Выведите без изменений часть фрагмента текста о предикабилиях Аристотеля: всё от слов «Природа боится пустоты» вплоть до слов «перестает быть человеком).».

───── Фрагмент текста ─────

Природа боится пустоты - Дмитрий Александрович Фёдоров
собственное отличие, которое выводится из сущности (для человека это, например, способность шутить и говорить, а также ходить на двух ногах, то есть всякий признак, естественное отсутствие которого означает, что рассматриваемый объект не является человеком);
случайное отличие (для человека это, например: быть блондином или кареглазым, или же сидячее положение, или же состояние усталости, то есть всякий признак, отсутствие которого не приведет к тому, что объект перестает быть человеком).
Иными словами, Аристотель постарался создать лингвистический инструмент для формирования точных суждений (по большей части — систематизировал и чётко обозначил грамматику древнегреческого языка), но предложенная структура получилась обманчивой. С одной стороны она выглядела стройной и хорошо ложилась на рассматриваемые Аристотелем примеры, однако стоило лишь немного сменить область исследований (начать говорить о других предметах, явлениях или идеях) и красота системы тут же сменялась множеством сложностей, преодолеть которые почти никому не удалось. Ситуация усугублялась тем, что в философских работах речь обычно шла не о животных, растениях посуде или мебели, но о высших метафизических материях (первоначалах, Боге, грехе, душе и тому подобных), суждения о которых при желании можно было классифицировать как угодно, либо же вовсе отказать им в праве на классификацию. Порфирий не до конца понял оригинальное учение о предикабилиях (как мы уже знаем, причин этому могло быть очень много: от своеобразной древней терминологии до плохой сохранности рукописей), но его попытка пересказать Аристотеля определила судьбу развития всей западной логики.

───── Выдержка из данных ─────

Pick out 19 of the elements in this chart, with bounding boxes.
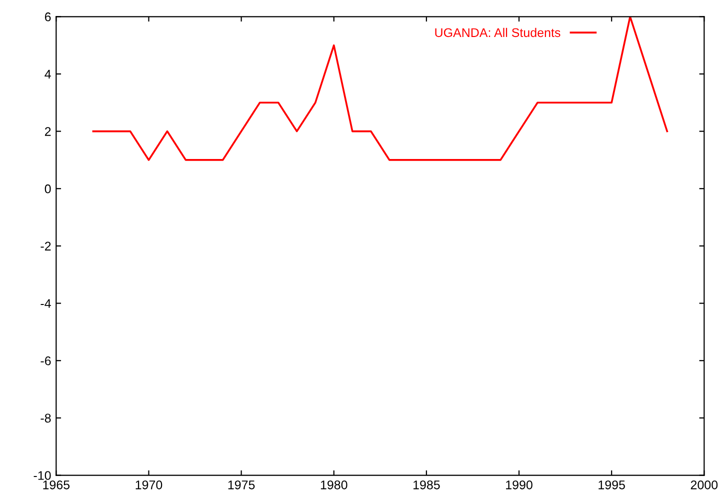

─────

• Решение задания:
Природа боится пустоты - Дмитрий Александрович Фёдоров
собственное отличие, которое выводится из сущности (для человека это, например, способность шутить и говорить, а также ходить на двух ногах, то есть всякий признак, естественное отсутствие которого означает, что рассматриваемый объект не является человеком);
случайное отличие (для человека это, например: быть блондином или кареглазым, или же сидячее положение, или же состояние усталости, то есть всякий признак, отсутствие которого не приведет к тому, что объект перестает быть человеком).